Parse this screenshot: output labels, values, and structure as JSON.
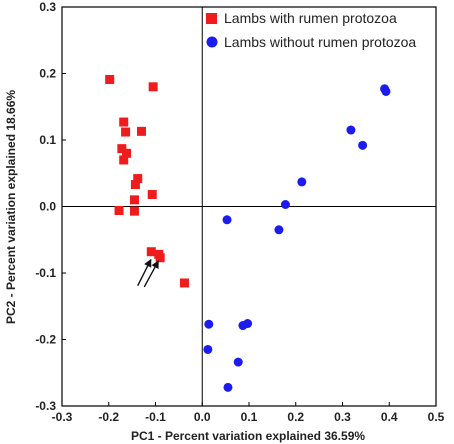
{
  "chart_data": {
    "type": "scatter",
    "xlabel": "PC1 - Percent variation explained 36.59%",
    "ylabel": "PC2 - Percent variation explained 18.66%",
    "xlim": [
      -0.3,
      0.5
    ],
    "ylim": [
      -0.3,
      0.3
    ],
    "xticks": [
      "-0.3",
      "-0.2",
      "-0.1",
      "0.0",
      "0.1",
      "0.2",
      "0.3",
      "0.4",
      "0.5"
    ],
    "yticks": [
      "-0.3",
      "-0.2",
      "-0.1",
      "0.0",
      "0.1",
      "0.2",
      "0.3"
    ],
    "grid": false,
    "zero_lines": true,
    "legend_position": "top-right",
    "series": [
      {
        "name": "Lambs with rumen protozoa",
        "marker": "square",
        "color": "#ee1c1c",
        "points": [
          [
            -0.198,
            0.191
          ],
          [
            -0.105,
            0.18
          ],
          [
            -0.168,
            0.127
          ],
          [
            -0.13,
            0.113
          ],
          [
            -0.164,
            0.112
          ],
          [
            -0.172,
            0.087
          ],
          [
            -0.162,
            0.08
          ],
          [
            -0.168,
            0.07
          ],
          [
            -0.138,
            0.042
          ],
          [
            -0.143,
            0.033
          ],
          [
            -0.107,
            0.018
          ],
          [
            -0.145,
            0.01
          ],
          [
            -0.178,
            -0.006
          ],
          [
            -0.145,
            -0.007
          ],
          [
            -0.109,
            -0.068
          ],
          [
            -0.093,
            -0.072
          ],
          [
            -0.09,
            -0.077
          ],
          [
            -0.038,
            -0.115
          ]
        ]
      },
      {
        "name": "Lambs without rumen protozoa",
        "marker": "circle",
        "color": "#1c1cf0",
        "points": [
          [
            0.39,
            0.177
          ],
          [
            0.393,
            0.173
          ],
          [
            0.318,
            0.115
          ],
          [
            0.343,
            0.092
          ],
          [
            0.213,
            0.037
          ],
          [
            0.178,
            0.003
          ],
          [
            0.053,
            -0.02
          ],
          [
            0.164,
            -0.035
          ],
          [
            0.014,
            -0.177
          ],
          [
            0.097,
            -0.176
          ],
          [
            0.087,
            -0.179
          ],
          [
            0.012,
            -0.215
          ],
          [
            0.077,
            -0.234
          ],
          [
            0.055,
            -0.272
          ]
        ]
      }
    ],
    "annotations": [
      {
        "type": "arrow",
        "from": [
          -0.138,
          -0.119
        ],
        "to": [
          -0.11,
          -0.08
        ]
      },
      {
        "type": "arrow",
        "from": [
          -0.124,
          -0.121
        ],
        "to": [
          -0.094,
          -0.082
        ]
      }
    ]
  }
}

───

▸ Your goal
Print the records word for word and exclude any picture they hold.

▸ Result of this task
Parse this screenshot: output labels, values, and structure as JSON.
{
  "chart_data": {
    "type": "scatter",
    "xlabel": "PC1 - Percent variation explained 36.59%",
    "ylabel": "PC2 - Percent variation explained 18.66%",
    "xlim": [
      -0.3,
      0.5
    ],
    "ylim": [
      -0.3,
      0.3
    ],
    "xticks": [
      "-0.3",
      "-0.2",
      "-0.1",
      "0.0",
      "0.1",
      "0.2",
      "0.3",
      "0.4",
      "0.5"
    ],
    "yticks": [
      "-0.3",
      "-0.2",
      "-0.1",
      "0.0",
      "0.1",
      "0.2",
      "0.3"
    ],
    "grid": false,
    "zero_lines": true,
    "legend_position": "top-right",
    "series": [
      {
        "name": "Lambs with rumen protozoa",
        "marker": "square",
        "color": "#ee1c1c",
        "points": [
          [
            -0.198,
            0.191
          ],
          [
            -0.105,
            0.18
          ],
          [
            -0.168,
            0.127
          ],
          [
            -0.13,
            0.113
          ],
          [
            -0.164,
            0.112
          ],
          [
            -0.172,
            0.087
          ],
          [
            -0.162,
            0.08
          ],
          [
            -0.168,
            0.07
          ],
          [
            -0.138,
            0.042
          ],
          [
            -0.143,
            0.033
          ],
          [
            -0.107,
            0.018
          ],
          [
            -0.145,
            0.01
          ],
          [
            -0.178,
            -0.006
          ],
          [
            -0.145,
            -0.007
          ],
          [
            -0.109,
            -0.068
          ],
          [
            -0.093,
            -0.072
          ],
          [
            -0.09,
            -0.077
          ],
          [
            -0.038,
            -0.115
          ]
        ]
      },
      {
        "name": "Lambs without rumen protozoa",
        "marker": "circle",
        "color": "#1c1cf0",
        "points": [
          [
            0.39,
            0.177
          ],
          [
            0.393,
            0.173
          ],
          [
            0.318,
            0.115
          ],
          [
            0.343,
            0.092
          ],
          [
            0.213,
            0.037
          ],
          [
            0.178,
            0.003
          ],
          [
            0.053,
            -0.02
          ],
          [
            0.164,
            -0.035
          ],
          [
            0.014,
            -0.177
          ],
          [
            0.097,
            -0.176
          ],
          [
            0.087,
            -0.179
          ],
          [
            0.012,
            -0.215
          ],
          [
            0.077,
            -0.234
          ],
          [
            0.055,
            -0.272
          ]
        ]
      }
    ],
    "annotations": [
      {
        "type": "arrow",
        "from": [
          -0.138,
          -0.119
        ],
        "to": [
          -0.11,
          -0.08
        ]
      },
      {
        "type": "arrow",
        "from": [
          -0.124,
          -0.121
        ],
        "to": [
          -0.094,
          -0.082
        ]
      }
    ]
  }
}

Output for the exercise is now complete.